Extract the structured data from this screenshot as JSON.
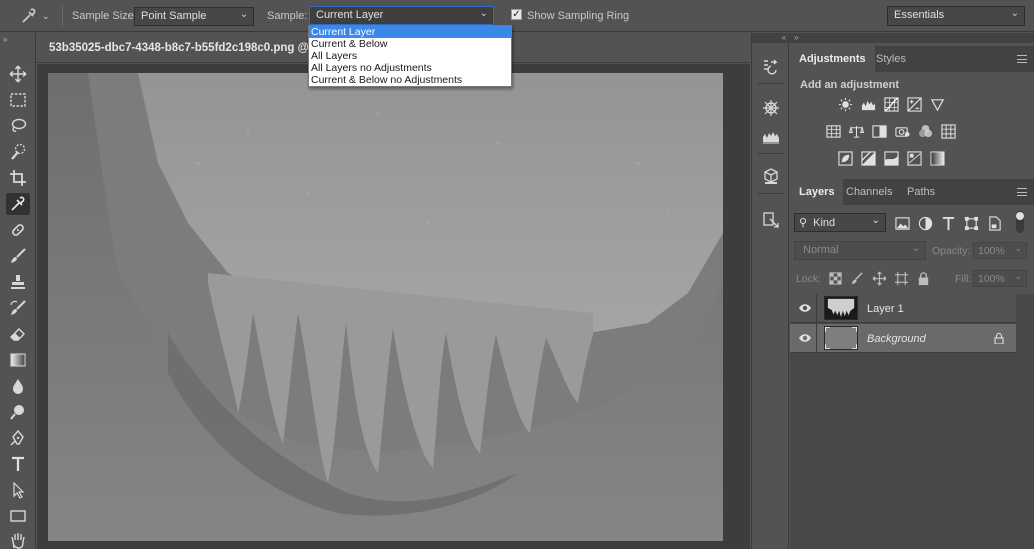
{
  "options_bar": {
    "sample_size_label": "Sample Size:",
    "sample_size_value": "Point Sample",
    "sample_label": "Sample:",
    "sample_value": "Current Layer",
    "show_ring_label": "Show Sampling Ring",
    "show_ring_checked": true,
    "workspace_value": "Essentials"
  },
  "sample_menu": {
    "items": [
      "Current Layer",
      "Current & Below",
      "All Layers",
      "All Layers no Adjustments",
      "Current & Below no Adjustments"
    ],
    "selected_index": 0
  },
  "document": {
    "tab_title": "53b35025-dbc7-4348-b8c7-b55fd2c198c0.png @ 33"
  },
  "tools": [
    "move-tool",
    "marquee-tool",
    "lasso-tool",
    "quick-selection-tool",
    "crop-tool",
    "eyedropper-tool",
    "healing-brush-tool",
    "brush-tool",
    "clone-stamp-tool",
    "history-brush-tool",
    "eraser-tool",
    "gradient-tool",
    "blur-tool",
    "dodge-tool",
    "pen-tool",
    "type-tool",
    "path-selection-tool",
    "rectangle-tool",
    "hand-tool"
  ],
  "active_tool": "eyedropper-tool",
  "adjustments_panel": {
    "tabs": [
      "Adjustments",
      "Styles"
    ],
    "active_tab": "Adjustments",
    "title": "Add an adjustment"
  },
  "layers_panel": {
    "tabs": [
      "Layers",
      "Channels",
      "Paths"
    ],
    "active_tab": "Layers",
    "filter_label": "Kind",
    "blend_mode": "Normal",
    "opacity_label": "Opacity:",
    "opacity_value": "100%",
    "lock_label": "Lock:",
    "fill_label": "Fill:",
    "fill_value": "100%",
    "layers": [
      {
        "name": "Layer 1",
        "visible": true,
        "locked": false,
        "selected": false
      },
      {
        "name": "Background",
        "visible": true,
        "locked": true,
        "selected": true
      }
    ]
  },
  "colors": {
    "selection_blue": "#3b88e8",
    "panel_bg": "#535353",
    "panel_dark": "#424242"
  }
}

------------------------------

▶ _EXERCISE_
Repeat the material above in full and exactly, apart from the pictures.

▶ _FINISHED TASK_
Extract the structured data from this screenshot as JSON.
{
  "options_bar": {
    "sample_size_label": "Sample Size:",
    "sample_size_value": "Point Sample",
    "sample_label": "Sample:",
    "sample_value": "Current Layer",
    "show_ring_label": "Show Sampling Ring",
    "show_ring_checked": true,
    "workspace_value": "Essentials"
  },
  "sample_menu": {
    "items": [
      "Current Layer",
      "Current & Below",
      "All Layers",
      "All Layers no Adjustments",
      "Current & Below no Adjustments"
    ],
    "selected_index": 0
  },
  "document": {
    "tab_title": "53b35025-dbc7-4348-b8c7-b55fd2c198c0.png @ 33"
  },
  "tools": [
    "move-tool",
    "marquee-tool",
    "lasso-tool",
    "quick-selection-tool",
    "crop-tool",
    "eyedropper-tool",
    "healing-brush-tool",
    "brush-tool",
    "clone-stamp-tool",
    "history-brush-tool",
    "eraser-tool",
    "gradient-tool",
    "blur-tool",
    "dodge-tool",
    "pen-tool",
    "type-tool",
    "path-selection-tool",
    "rectangle-tool",
    "hand-tool"
  ],
  "active_tool": "eyedropper-tool",
  "adjustments_panel": {
    "tabs": [
      "Adjustments",
      "Styles"
    ],
    "active_tab": "Adjustments",
    "title": "Add an adjustment"
  },
  "layers_panel": {
    "tabs": [
      "Layers",
      "Channels",
      "Paths"
    ],
    "active_tab": "Layers",
    "filter_label": "Kind",
    "blend_mode": "Normal",
    "opacity_label": "Opacity:",
    "opacity_value": "100%",
    "lock_label": "Lock:",
    "fill_label": "Fill:",
    "fill_value": "100%",
    "layers": [
      {
        "name": "Layer 1",
        "visible": true,
        "locked": false,
        "selected": false
      },
      {
        "name": "Background",
        "visible": true,
        "locked": true,
        "selected": true
      }
    ]
  },
  "colors": {
    "selection_blue": "#3b88e8",
    "panel_bg": "#535353",
    "panel_dark": "#424242"
  }
}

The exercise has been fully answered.